SUPPLIED TEXT:
---*---

Although a recent informal survey1 of 270 IROs and CFOs found that only 12.5 per cent claimed to use social media to actually disseminate financial information to shareholders in the financial market, another survey,2 of 455 analysts and institutional investors, revealed that 40 per cent read blogs, 20 per cent use blog information to make investment decisions or recommendations, and 58 per cent believe social media will become increasingly important in helping them make investment decisions.

The Risks and Rewards for Corporations

Corporations should be aware that the same characteristics that make social media useful — namely interaction, notification and immediacy — make it potentially dangerous.

Rewards include enhanced communications, with the possibility for corporate users to create and publish their own content. This has completely changed the dynamics of interaction on the Internet, allowing corporate users to react to news and decisions in real-time. Control of the media, through corporate blogs for example, allows corporations to respond appropriately to damaging remarks and to swiftly reorient their key messages. The TwitterTM phenomenon has also changed the relationship between corporations and their customers or investors, resulting in an increased proximity.

---*---

STORED ROWS:
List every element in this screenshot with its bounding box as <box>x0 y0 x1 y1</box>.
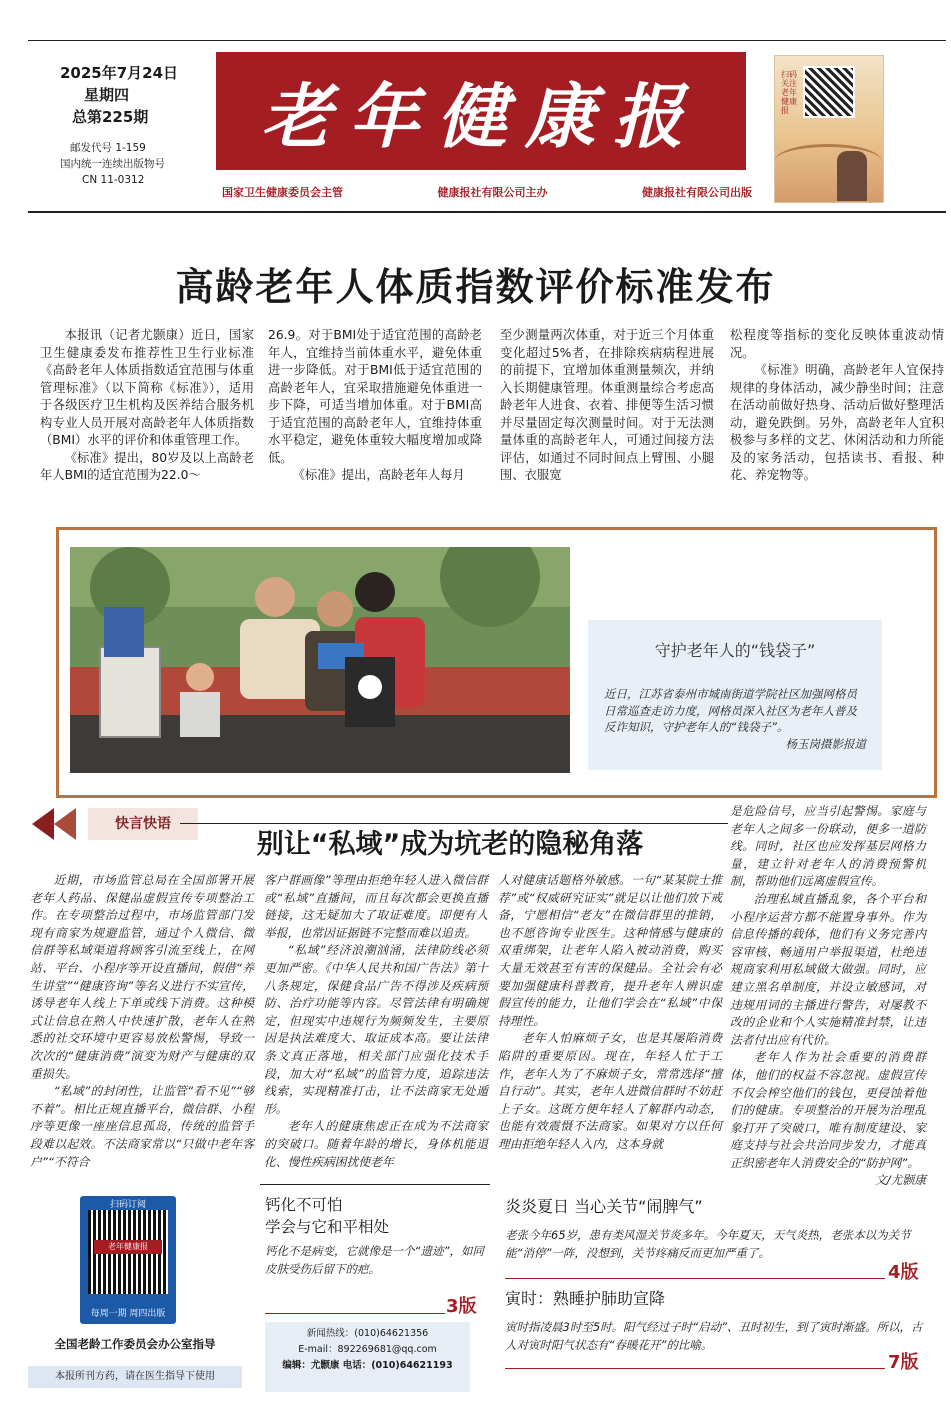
qr-top-label: 扫码订阅 <box>109 1200 146 1210</box>
article1-col3 <box>500 327 714 485</box>
cn-number: CN 11-0312 <box>82 174 145 186</box>
email: E-mail：892269681@qq.com <box>298 1344 437 1355</box>
news-photo-illustration <box>70 547 570 773</box>
editor-info: 编辑：尤颢康 电话：(010)64621193 <box>282 1360 453 1371</box>
top-rule <box>28 40 946 41</box>
article2-col2 <box>264 872 488 1171</box>
teaser-rule <box>505 1278 885 1279</box>
lead-headline: 高龄老年人体质指数评价标准发布 <box>175 265 776 309</box>
paragraph: 至少测量两次体重，对于近三个月体重变化超过5%者，在排除疾病病程进展的前提下，宜增加体重测量频次，并纳入长期健康管理。体重测量综合考虑高龄老年人进食、衣着、排便等生活习惯并尽量固定每次测量时间。对于无法测量体重的高龄老年人，可通过间接方法评估，如通过不同时间点上臂围、小腿围、衣服宽 <box>500 328 714 482</box>
news-photo[interactable] <box>70 547 570 773</box>
publication-number: 国内统一连续出版物号 <box>60 158 165 170</box>
paragraph: 是危险信号，应当引起警惕。家庭与老年人之间多一份联动，便多一道防线。同时，社区也应发挥基层网格力量，建立针对老年人的消费预警机制，帮助他们远离虚假宣传。 <box>730 804 926 889</box>
page-ref-3[interactable]: 3版 <box>446 1296 477 1317</box>
article1-col4 <box>730 327 944 485</box>
issue-weekday: 星期四 <box>84 86 130 104</box>
disclaimer-note: 本报所刊方药，请在医生指导下使用 <box>28 1366 242 1388</box>
teaser-lung[interactable] <box>505 1288 925 1354</box>
chevron-left-icon <box>54 808 76 840</box>
paragraph: 《标准》明确，高龄老年人宜保持规律的身体活动，减少静坐时间；注意在活动前做好热身、活动后做好整理活动，避免跌倒。另外，高龄老年人宜积极参与多样的文艺、休闲活动和力所能及的家务活动，包括读书、看报、种花、养宠物等。 <box>730 363 944 482</box>
paragraph: 《标准》提出，80岁及以上高龄老年人BMI的适宜范围为22.0～ <box>40 450 254 482</box>
teaser-joints[interactable] <box>505 1196 925 1262</box>
subscribe-qr[interactable] <box>80 1196 176 1324</box>
article1-col1 <box>40 327 254 485</box>
teaser-title: 钙化不可怕 <box>265 1196 343 1214</box>
sponsor-line <box>222 184 752 200</box>
paragraph: 客户群画像”等理由拒绝年轻人进入微信群或“私域”直播间，而且每次都会更换直播链接，这无疑加大了取证难度。即便有人举报，也常因证据链不完整而难以追责。 <box>264 873 488 940</box>
paragraph: 老年人怕麻烦子女，也是其屡陷消费陷阱的重要原因。现在，年轻人忙于工作，老年人为了不麻烦子女，常常选择“擅自行动”。其实，老年人进微信群时不妨赶上子女。这既方便年轻人了解群内动态，也能有效震慑不法商家。如果对方以任何理由拒绝年轻人入内，这本身就 <box>498 1031 722 1151</box>
guidance-line: 全国老龄工作委员会办公室指导 <box>54 1337 216 1351</box>
article1-col2 <box>268 327 482 485</box>
promo-tag: 扫码关注 老年健康报 <box>781 70 797 115</box>
caption-body <box>604 686 866 752</box>
elderly-couple-illustration <box>837 151 867 201</box>
article2-col3 <box>498 872 722 1154</box>
qr-bottom-label: 每周一期 周四出版 <box>90 1309 166 1319</box>
teaser-title: 寅时：熟睡护肺助宣降 <box>505 1289 666 1308</box>
teaser-text: 钙化不是病变，它就像是一个“遗迹”，如同皮肤受伤后留下的疤。 <box>265 1244 484 1276</box>
paragraph: 人对健康话题格外敏感。一句“某某院士推荐”或“权威研究证实”就足以让他们放下戒备，宁愿相信“老友”在微信群里的推销，也不愿咨询专业医生。这种情感与健康的双重绑架，让老年人陷入被动消费，购买大量无效甚至有害的保健品。全社会有必要加强健康科普教育，提升老年人辨识虚假宣传的能力，让他们学会在“私域”中保持理性。 <box>498 873 722 1028</box>
column-label: 快言快语 <box>88 808 198 840</box>
masthead-title: 老年健康报 <box>261 74 701 158</box>
sponsor-publisher: 健康报社有限公司出版 <box>642 186 752 199</box>
paragraph: 26.9。对于BMI处于适宜范围的高龄老年人，宜维持当前体重水平，避免体重进一步降低。对于BMI低于适宜范围的高龄老年人，宜采取措施避免体重进一步下降，可适当增加体重。对于BMI高于适宜范围的高龄老年人，宜维持体重水平稳定，避免体重较大幅度增加或降低。 <box>268 328 482 465</box>
article2-col1 <box>30 872 254 1171</box>
teaser-text: 寅时指凌晨3时至5时。阳气经过子时“启动”、丑时初生，到了寅时渐盛。所以，古人对寅时阳气状态有“春暖花开”的比喻。 <box>505 1320 923 1352</box>
paragraph: 《标准》提出，高龄老年人每月 <box>292 468 465 482</box>
qr-code-icon[interactable] <box>803 66 855 118</box>
paragraph: “私域”的封闭性，让监管“看不见”“够不着”。相比正规直播平台，微信群、小程序等更像一座座信息孤岛，传统的监管手段难以起效。不法商家常以“只做中老年客户”“不符合 <box>30 1084 254 1169</box>
paragraph: 治理私域直播乱象，各个平台和小程序运营方都不能置身事外。作为信息传播的载体，他们有义务完善内容审核、畅通用户举报渠道，杜绝违规商家利用私域做大做强。同时，应建立黑名单制度，并设立敏感词，对违规用词的主播进行警告，对屡教不改的企业和个人实施精准封禁，让违法者付出应有代价。 <box>730 891 926 1047</box>
article-author: 文/尤颢康 <box>874 1173 926 1188</box>
qr-banner: 老年健康报 <box>94 1240 162 1254</box>
sponsor-supervisor: 国家卫生健康委员会主管 <box>222 186 343 199</box>
page-ref-7[interactable]: 7版 <box>888 1352 919 1373</box>
opinion-headline: 别让“私域”成为坑老的隐秘角落 <box>256 829 644 860</box>
hotline: 新闻热线：(010)64621356 <box>306 1328 429 1339</box>
article2-col4 <box>730 803 926 1190</box>
teaser-rule <box>265 1313 445 1314</box>
teaser-rule <box>505 1368 885 1369</box>
postal-code: 邮发代号 1-159 <box>70 142 146 154</box>
teaser-title: 炎炎夏日 当心关节“闹脾气” <box>505 1197 703 1216</box>
page-ref-4[interactable]: 4版 <box>888 1262 919 1283</box>
teaser-text: 老张今年65岁，患有类风湿关节炎多年。今年夏天，天气炎热，老张本以为关节能“消停”一阵，没想到，关节疼痛反而更加严重了。 <box>505 1228 911 1260</box>
bottom-rule <box>260 1184 490 1185</box>
photo-caption <box>588 620 882 770</box>
column-badge <box>28 808 178 840</box>
promo-qr-image[interactable] <box>774 55 884 203</box>
paragraph: 老年人作为社会重要的消费群体，他们的权益不容忽视。虚假宣传不仅会榨空他们的钱包，更侵蚀着他们的健康。专项整治的开展为治理乱象打开了突破口，唯有制度建设、家庭支持与社会共治同步发力，才能真正织密老年人消费安全的“防护网”。 <box>730 1050 926 1170</box>
masthead <box>216 52 746 170</box>
contact-box <box>265 1322 470 1392</box>
teaser-title: 学会与它和平相处 <box>265 1218 390 1236</box>
paragraph: “私域”经济浪潮汹涌，法律防线必须更加严密。《中华人民共和国广告法》第十八条规定，保健食品广告不得涉及疾病预防、治疗功能等内容。尽管法律有明确规定，但现实中违规行为频频发生，主要原因是执法难度大、取证成本高。要让法律条文真正落地，相关部门应强化技术手段，加大对“私域”的监管力度，追踪违法线索，实现精准打击，让不法商家无处遁形。 <box>264 943 488 1116</box>
issue-info <box>60 62 200 188</box>
masthead-rule <box>28 211 946 213</box>
issue-date: 2025年7月24日 <box>60 64 179 82</box>
caption-text: 近日，江苏省泰州市城南街道学院社区加强网格员日常巡查走访力度，网格员深入社区为老年人普及反诈知识，守护老年人的“钱袋子”。 <box>604 687 857 734</box>
paragraph: 本报讯（记者尤颢康）近日，国家卫生健康委发布推荐性卫生行业标准《高龄老年人体质指数适宜范围与体重管理标准》（以下简称《标准》），适用于各级医疗卫生机构及医养结合服务机构专业人员开展对高龄老年人体质指数（BMI）水平的评价和体重管理工作。 <box>40 328 254 447</box>
photo-credit: 杨玉岗摄影报道 <box>785 736 866 751</box>
paragraph: 松程度等指标的变化反映体重波动情况。 <box>730 328 944 360</box>
chevron-left-icon <box>32 808 54 840</box>
paragraph: 近期，市场监管总局在全国部署开展老年人药品、保健品虚假宣传专项整治工作。在专项整治过程中，市场监管部门发现有商家为规避监管，通过个人微信、微信群等私域渠道将顾客引流至线上，在网站、平台、小程序等开设直播间，假借“养生讲堂”“健康咨询”等名义进行不实宣传，诱导老年人线上下单或线下消费。这种模式让信息在熟人中快速扩散，老年人在熟悉的社交环境中更容易放松警惕，导致一次次的“健康消费”演变为财产与健康的双重损失。 <box>30 873 254 1081</box>
caption-title: 守护老年人的“钱袋子” <box>654 641 816 660</box>
teaser-calcification[interactable] <box>265 1194 487 1278</box>
issue-number: 总第225期 <box>72 108 149 126</box>
sponsor-organizer: 健康报社有限公司主办 <box>437 186 548 199</box>
paragraph: 老年人的健康焦虑正在成为不法商家的突破口。随着年龄的增长，身体机能退化、慢性疾病困扰使老年 <box>264 1119 488 1169</box>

---*---

EXERCISES TO COMPLETE:
1: The text on corporate use of social media names the characteristics that make social media both useful and potentially dangerous. List all of them.
2: Proceed with the text on corporate use of social media, starting after its last sentence.

EXERCISE RESULTS:
1: Interaction, notification, immediacy

2:
The flip side of this is an increased need to monitor such communications, with the time and personal resources it entails, to avoid the risk of widespread dissemination (often in record time) of opinions that may lack the necessary forethought or nuances.

Employee Risks and Benefits

The engagement of employees in social media initiatives can result in a benefit as well as a risk. An obvious risk is for an employee to make illegal, unauthorized or inappropriate disclosure of confidential information. In order to avoid such an eventuality, you will need to inform your employees about the steps and corporate strategy that are to be adopted. No company can control all of its employees’ actions. Nevertheless, you can ensure that your employees are fully aware of what they should and should not be doing.

Although it might be tempting to monitor the input that employees may have on social networks, such as FacebookTM or corporate blogs, there are significant privacy considerations to take into account. These also need to be addressed in a general policy of the use of social media networks within your corporation.

Restricting employees from making any statements regarding their employer is a conservative approach you can consider taking, but you may also miss out on significant opportunities to have your employees be your best ambassadors to the public.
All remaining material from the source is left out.